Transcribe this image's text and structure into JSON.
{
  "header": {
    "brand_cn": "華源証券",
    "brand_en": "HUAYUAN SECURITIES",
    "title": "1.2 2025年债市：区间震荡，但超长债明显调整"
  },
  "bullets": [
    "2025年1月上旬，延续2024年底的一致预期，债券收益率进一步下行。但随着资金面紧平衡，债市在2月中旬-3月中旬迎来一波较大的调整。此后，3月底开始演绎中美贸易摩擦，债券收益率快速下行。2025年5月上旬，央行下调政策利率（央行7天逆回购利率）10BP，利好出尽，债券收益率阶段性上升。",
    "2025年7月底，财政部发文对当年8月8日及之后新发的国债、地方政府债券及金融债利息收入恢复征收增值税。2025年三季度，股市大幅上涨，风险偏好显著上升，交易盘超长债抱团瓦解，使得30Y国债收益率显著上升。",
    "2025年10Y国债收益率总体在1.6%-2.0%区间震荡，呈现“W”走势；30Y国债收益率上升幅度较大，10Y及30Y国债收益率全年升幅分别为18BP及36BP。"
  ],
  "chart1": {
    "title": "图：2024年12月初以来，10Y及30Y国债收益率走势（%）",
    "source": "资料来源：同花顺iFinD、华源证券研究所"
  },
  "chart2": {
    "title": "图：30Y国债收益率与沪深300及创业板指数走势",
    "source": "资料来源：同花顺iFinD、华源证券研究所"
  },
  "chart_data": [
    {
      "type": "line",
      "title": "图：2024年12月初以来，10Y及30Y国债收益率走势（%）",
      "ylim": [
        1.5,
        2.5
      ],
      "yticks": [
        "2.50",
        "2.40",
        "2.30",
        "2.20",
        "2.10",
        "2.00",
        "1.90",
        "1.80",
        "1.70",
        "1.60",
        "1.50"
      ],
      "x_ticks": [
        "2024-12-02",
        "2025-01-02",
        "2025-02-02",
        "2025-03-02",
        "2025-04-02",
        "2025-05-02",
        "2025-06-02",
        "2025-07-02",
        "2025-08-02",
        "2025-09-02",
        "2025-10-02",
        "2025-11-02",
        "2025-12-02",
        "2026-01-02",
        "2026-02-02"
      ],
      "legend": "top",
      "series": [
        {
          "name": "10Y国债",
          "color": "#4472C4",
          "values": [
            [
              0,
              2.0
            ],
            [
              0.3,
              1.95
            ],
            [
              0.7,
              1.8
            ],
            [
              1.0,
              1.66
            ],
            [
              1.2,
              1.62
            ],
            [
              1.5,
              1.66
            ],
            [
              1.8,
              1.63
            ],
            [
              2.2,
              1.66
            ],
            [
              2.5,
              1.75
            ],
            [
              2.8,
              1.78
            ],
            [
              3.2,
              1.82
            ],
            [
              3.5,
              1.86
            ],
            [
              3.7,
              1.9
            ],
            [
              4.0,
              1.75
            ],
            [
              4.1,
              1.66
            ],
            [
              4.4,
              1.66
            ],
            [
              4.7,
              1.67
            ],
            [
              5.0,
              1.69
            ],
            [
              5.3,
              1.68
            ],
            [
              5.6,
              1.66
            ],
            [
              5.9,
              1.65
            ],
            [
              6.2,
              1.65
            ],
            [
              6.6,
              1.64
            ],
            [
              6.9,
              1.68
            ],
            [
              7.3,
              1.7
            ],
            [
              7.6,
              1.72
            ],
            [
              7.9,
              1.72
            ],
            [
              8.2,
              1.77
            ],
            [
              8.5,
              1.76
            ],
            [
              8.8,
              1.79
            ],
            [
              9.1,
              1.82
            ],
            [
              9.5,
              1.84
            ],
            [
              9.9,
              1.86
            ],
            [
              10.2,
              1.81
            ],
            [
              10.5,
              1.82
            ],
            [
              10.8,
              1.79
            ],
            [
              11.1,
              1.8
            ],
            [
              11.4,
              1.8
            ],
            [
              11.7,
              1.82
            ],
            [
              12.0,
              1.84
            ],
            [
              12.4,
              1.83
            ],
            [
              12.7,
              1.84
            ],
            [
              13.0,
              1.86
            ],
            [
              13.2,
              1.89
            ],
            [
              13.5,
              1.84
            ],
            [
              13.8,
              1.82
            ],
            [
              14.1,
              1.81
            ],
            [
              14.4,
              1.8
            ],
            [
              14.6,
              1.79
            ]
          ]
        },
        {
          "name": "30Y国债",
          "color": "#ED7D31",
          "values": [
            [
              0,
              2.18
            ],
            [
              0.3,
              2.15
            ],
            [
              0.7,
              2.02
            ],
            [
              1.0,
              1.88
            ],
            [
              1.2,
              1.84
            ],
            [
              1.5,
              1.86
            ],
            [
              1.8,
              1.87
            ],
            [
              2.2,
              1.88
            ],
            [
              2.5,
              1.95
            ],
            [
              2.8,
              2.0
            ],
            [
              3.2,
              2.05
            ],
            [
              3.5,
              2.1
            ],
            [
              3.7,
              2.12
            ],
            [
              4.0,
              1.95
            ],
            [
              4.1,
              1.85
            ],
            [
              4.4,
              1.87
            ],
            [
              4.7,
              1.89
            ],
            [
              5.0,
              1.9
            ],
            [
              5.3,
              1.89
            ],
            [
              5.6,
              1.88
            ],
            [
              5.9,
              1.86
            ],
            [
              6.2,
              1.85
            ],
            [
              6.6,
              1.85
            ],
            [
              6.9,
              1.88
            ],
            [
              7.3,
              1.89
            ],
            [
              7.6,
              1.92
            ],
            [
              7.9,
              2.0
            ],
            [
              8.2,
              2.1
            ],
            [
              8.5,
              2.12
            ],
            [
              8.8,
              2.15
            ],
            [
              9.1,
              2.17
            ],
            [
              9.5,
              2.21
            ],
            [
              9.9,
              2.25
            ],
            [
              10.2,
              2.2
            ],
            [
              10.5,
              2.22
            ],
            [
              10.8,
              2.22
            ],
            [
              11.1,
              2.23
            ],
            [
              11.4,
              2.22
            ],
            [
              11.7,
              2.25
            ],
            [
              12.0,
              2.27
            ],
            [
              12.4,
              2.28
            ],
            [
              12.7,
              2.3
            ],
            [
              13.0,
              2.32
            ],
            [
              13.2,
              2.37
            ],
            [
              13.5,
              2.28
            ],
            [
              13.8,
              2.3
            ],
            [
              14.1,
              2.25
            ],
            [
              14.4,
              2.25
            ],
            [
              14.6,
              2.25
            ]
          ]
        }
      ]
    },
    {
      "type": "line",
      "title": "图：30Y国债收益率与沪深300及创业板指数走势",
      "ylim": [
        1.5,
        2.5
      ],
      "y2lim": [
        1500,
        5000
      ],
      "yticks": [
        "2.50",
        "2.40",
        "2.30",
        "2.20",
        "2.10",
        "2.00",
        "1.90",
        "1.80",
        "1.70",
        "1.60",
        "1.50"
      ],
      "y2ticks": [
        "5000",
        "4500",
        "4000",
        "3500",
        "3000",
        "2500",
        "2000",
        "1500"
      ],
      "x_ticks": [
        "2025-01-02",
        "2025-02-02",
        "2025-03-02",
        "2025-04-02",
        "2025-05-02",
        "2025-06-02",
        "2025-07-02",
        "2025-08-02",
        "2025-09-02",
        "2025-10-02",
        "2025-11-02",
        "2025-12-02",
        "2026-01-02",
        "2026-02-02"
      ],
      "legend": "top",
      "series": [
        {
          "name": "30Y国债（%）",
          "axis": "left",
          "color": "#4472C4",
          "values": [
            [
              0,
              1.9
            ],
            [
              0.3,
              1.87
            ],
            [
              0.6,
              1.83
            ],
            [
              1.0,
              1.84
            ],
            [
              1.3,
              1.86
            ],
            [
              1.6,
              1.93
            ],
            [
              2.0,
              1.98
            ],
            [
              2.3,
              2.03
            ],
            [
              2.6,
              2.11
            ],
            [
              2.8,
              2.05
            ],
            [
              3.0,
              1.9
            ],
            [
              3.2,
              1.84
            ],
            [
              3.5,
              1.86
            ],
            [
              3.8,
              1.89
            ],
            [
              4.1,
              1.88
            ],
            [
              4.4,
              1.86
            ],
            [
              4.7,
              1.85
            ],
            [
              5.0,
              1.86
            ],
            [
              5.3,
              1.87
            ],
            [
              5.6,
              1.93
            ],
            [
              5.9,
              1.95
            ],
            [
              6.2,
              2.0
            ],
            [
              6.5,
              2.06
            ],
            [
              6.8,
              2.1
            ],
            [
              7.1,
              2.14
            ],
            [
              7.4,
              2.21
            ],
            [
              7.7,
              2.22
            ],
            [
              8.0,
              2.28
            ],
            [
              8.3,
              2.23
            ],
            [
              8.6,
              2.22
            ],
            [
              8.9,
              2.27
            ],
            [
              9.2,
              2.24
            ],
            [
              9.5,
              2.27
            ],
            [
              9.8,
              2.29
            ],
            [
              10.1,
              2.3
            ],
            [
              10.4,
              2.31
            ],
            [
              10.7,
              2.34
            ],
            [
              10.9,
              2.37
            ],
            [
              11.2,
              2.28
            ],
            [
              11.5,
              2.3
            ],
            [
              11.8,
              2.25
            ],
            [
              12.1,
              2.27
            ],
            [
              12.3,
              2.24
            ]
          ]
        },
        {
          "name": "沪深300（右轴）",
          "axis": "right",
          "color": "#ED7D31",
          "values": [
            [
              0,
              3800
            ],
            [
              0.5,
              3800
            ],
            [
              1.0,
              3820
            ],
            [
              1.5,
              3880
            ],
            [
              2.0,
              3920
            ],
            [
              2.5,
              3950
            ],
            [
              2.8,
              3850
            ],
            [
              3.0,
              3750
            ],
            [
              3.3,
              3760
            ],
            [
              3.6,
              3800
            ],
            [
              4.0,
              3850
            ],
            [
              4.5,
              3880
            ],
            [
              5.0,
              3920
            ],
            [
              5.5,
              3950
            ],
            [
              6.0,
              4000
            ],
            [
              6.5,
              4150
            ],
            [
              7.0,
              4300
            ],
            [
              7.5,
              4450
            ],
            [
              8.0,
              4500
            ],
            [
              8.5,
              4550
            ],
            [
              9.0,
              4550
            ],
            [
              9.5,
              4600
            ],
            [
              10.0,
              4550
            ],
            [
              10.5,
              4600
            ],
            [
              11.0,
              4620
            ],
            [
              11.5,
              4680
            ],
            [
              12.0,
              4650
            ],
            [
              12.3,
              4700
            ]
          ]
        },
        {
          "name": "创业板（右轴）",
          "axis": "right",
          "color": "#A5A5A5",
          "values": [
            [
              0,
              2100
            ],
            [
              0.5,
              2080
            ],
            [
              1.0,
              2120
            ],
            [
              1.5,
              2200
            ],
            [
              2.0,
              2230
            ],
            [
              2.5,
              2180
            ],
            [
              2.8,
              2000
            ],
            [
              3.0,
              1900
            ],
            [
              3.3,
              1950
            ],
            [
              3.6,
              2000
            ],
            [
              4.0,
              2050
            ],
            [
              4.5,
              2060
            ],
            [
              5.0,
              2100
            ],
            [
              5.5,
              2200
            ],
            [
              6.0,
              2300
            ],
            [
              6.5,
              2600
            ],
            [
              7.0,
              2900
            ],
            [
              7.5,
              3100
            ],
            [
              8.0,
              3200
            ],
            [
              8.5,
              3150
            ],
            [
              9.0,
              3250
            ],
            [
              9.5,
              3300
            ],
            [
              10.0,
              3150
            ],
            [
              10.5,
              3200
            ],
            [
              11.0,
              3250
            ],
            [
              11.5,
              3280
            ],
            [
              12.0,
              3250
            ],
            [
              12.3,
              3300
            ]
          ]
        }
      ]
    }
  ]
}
--------------------
* _Your instructions_: Identify each line in the records above containing the word "区间震荡"; copy those lines.

* _Solution for this task_:
    "title": "1.2 2025年债市：区间震荡，但超长债明显调整"
    "2025年10Y国债收益率总体在1.6%-2.0%区间震荡，呈现“W”走势；30Y国债收益率上升幅度较大，10Y及30Y国债收益率全年升幅分别为18BP及36BP。"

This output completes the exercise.